#### EXERCISE DIRECTIONS:
Every line holding the word "this" counts once. Give the total, nothing more.

#### EXERCISE INPUTS:
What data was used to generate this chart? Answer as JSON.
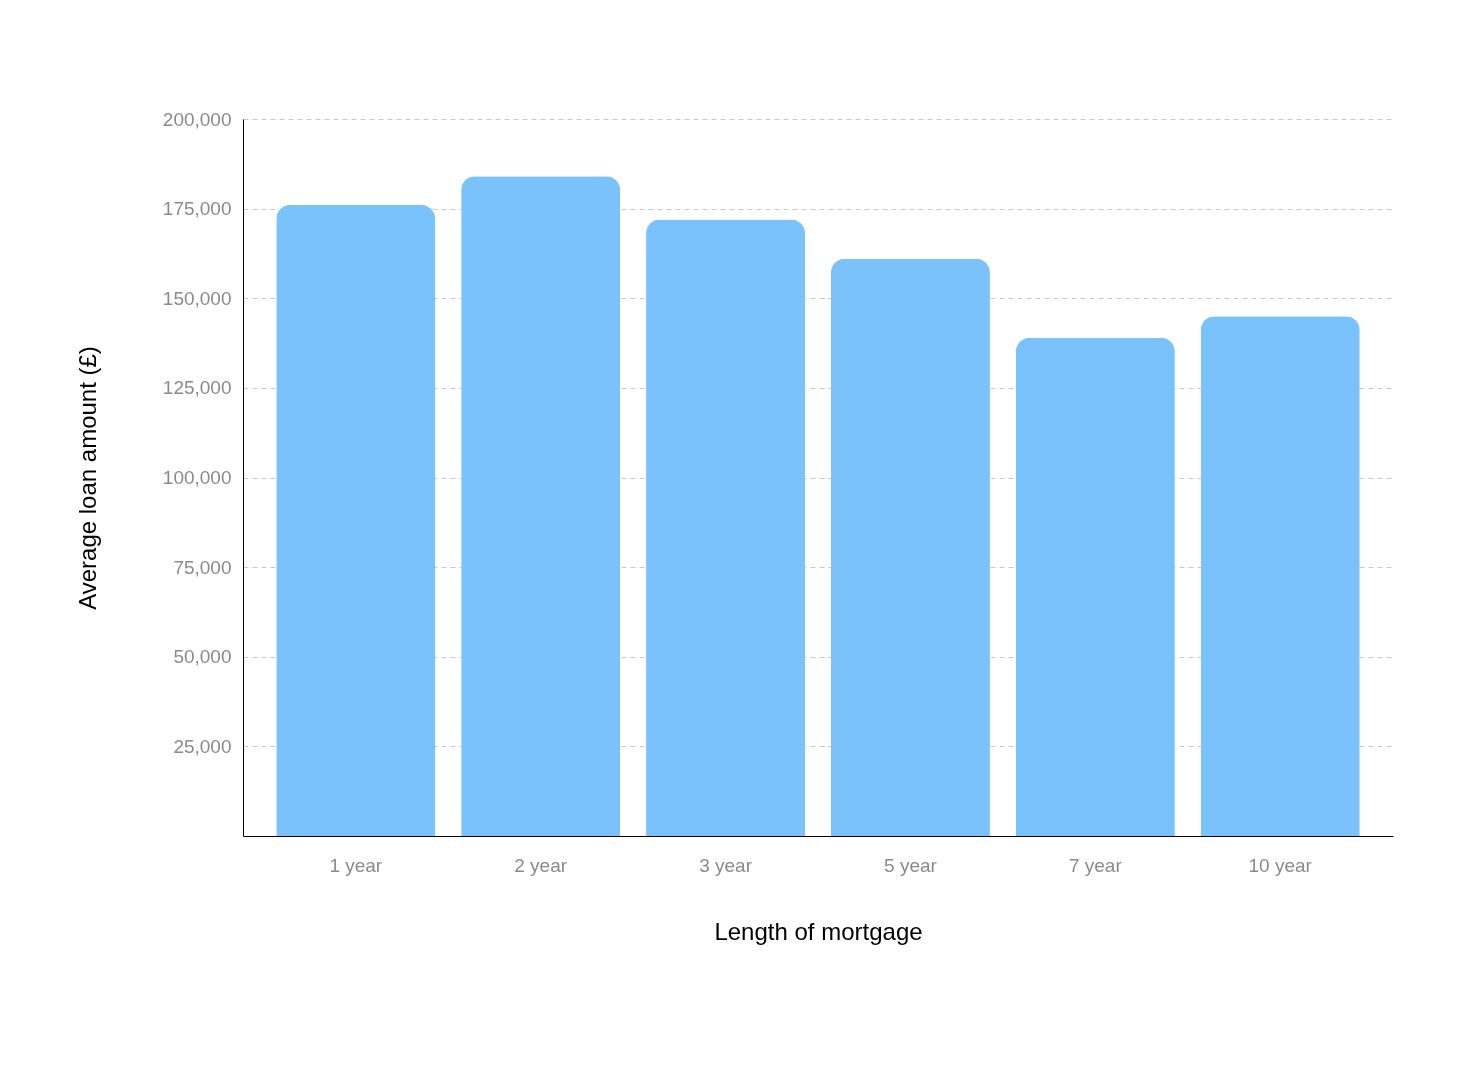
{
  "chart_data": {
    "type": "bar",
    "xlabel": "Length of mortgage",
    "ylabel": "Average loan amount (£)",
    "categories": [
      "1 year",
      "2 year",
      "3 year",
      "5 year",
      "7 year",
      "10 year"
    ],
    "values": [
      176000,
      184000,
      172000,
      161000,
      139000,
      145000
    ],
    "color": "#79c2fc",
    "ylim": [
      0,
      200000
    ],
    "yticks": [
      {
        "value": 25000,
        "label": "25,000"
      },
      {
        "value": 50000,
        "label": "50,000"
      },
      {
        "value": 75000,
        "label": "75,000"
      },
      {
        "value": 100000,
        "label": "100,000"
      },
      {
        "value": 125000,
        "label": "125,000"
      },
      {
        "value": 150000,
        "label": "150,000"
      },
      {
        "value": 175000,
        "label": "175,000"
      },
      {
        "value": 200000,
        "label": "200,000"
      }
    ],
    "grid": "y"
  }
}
---
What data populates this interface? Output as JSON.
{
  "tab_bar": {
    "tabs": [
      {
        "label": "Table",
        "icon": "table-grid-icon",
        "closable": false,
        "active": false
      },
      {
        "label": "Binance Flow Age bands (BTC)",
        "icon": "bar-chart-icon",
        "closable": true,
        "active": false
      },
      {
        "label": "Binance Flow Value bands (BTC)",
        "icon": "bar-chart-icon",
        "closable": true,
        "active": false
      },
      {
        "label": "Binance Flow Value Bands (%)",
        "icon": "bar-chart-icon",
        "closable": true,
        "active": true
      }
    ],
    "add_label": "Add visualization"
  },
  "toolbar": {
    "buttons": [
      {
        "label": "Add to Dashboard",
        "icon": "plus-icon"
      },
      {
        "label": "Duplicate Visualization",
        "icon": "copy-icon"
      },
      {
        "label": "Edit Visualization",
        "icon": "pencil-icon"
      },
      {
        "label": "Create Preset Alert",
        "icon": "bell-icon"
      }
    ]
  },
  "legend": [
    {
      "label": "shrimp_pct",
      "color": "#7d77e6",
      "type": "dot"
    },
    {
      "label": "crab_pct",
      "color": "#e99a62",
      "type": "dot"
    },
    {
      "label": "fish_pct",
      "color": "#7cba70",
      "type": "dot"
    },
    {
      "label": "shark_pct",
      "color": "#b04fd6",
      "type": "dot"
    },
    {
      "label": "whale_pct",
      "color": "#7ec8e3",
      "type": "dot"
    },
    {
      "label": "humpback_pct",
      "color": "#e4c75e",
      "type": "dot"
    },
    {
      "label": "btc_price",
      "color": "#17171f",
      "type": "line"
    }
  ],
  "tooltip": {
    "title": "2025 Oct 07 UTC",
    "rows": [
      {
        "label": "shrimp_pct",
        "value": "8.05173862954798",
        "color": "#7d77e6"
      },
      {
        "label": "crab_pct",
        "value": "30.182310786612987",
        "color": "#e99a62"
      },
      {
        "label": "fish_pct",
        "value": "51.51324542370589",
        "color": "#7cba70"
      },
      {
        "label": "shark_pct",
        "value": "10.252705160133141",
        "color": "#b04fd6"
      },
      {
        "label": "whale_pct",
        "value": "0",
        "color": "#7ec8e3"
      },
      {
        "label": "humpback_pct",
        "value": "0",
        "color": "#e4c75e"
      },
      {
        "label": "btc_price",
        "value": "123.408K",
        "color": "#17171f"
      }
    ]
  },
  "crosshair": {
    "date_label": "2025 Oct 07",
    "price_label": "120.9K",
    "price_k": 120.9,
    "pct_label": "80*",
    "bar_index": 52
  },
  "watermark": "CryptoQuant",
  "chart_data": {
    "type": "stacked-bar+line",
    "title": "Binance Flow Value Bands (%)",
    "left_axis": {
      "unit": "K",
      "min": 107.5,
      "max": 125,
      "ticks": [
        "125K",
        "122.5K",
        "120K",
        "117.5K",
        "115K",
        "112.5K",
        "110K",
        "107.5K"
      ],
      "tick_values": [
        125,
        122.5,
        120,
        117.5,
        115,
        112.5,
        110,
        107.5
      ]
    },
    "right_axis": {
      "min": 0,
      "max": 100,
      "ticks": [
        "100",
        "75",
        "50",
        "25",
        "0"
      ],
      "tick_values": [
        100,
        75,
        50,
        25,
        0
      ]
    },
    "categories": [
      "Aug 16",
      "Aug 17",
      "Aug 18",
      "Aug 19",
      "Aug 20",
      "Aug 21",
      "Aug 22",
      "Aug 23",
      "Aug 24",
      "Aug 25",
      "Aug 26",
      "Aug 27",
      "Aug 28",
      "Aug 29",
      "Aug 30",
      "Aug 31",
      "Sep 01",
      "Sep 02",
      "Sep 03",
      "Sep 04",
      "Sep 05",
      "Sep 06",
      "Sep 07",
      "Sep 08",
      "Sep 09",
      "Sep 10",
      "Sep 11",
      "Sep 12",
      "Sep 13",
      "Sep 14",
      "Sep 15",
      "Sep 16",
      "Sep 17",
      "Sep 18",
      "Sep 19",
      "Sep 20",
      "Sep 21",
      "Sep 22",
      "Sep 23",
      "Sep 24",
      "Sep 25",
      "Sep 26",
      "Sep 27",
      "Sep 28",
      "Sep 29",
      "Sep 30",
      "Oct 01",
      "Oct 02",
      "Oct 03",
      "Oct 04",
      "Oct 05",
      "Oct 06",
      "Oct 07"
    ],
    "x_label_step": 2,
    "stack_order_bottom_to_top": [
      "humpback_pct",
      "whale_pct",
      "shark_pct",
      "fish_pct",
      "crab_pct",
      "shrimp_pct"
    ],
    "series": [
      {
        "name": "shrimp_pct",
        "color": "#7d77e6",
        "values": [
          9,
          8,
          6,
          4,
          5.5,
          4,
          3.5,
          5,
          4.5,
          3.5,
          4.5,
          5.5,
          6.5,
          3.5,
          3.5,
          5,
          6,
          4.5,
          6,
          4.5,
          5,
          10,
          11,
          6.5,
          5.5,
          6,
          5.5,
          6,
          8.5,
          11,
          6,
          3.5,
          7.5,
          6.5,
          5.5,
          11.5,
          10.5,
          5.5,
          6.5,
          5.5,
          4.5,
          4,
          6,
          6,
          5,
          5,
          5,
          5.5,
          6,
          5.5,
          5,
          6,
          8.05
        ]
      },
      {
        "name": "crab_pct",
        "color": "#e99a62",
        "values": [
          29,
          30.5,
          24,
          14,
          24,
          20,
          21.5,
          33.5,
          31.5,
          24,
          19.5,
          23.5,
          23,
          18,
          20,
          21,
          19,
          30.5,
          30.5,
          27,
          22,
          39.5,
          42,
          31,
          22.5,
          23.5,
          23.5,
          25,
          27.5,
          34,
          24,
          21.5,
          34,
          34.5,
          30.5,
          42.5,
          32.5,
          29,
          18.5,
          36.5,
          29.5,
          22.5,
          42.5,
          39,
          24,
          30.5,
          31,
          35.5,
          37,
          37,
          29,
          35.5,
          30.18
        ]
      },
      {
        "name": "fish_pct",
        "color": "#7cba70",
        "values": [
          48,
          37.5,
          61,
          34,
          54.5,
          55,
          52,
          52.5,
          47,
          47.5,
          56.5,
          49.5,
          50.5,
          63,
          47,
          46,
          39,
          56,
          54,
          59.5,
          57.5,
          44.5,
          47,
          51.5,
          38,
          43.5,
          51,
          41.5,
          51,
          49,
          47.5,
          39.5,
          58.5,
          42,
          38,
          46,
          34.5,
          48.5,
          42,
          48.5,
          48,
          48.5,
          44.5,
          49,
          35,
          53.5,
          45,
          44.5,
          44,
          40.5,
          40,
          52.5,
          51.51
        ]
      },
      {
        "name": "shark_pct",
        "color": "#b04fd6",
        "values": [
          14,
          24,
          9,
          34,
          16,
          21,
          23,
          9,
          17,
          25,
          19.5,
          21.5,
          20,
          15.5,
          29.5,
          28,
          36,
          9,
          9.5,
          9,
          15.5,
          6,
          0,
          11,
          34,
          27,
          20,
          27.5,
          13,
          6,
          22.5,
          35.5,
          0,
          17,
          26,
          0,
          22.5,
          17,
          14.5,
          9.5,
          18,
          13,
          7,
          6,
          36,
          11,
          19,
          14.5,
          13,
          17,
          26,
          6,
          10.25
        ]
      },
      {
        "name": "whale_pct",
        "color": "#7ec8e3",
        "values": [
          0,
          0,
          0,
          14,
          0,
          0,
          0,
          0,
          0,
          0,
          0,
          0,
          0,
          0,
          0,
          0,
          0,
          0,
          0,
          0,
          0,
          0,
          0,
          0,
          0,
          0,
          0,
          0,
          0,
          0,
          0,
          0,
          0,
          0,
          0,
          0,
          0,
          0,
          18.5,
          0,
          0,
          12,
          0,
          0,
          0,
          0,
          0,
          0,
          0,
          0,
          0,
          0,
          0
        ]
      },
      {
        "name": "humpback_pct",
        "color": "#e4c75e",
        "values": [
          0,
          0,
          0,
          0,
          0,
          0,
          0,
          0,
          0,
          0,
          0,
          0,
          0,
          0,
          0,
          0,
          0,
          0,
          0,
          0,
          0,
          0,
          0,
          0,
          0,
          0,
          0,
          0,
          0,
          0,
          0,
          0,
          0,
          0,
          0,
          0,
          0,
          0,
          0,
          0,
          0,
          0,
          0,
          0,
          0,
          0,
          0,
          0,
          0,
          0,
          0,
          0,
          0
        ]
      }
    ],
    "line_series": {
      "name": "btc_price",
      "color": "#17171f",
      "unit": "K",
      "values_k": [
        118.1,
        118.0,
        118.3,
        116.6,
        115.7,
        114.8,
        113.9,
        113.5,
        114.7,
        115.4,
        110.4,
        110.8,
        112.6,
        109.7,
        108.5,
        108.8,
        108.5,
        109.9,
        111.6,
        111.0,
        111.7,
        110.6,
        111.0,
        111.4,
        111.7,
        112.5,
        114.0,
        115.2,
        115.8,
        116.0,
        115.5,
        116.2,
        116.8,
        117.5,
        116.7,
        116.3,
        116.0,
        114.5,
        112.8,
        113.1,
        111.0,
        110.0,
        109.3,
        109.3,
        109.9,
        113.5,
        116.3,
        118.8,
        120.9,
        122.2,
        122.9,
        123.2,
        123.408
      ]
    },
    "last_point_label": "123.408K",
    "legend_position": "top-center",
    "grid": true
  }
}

#### ANSWER IN FULL:
2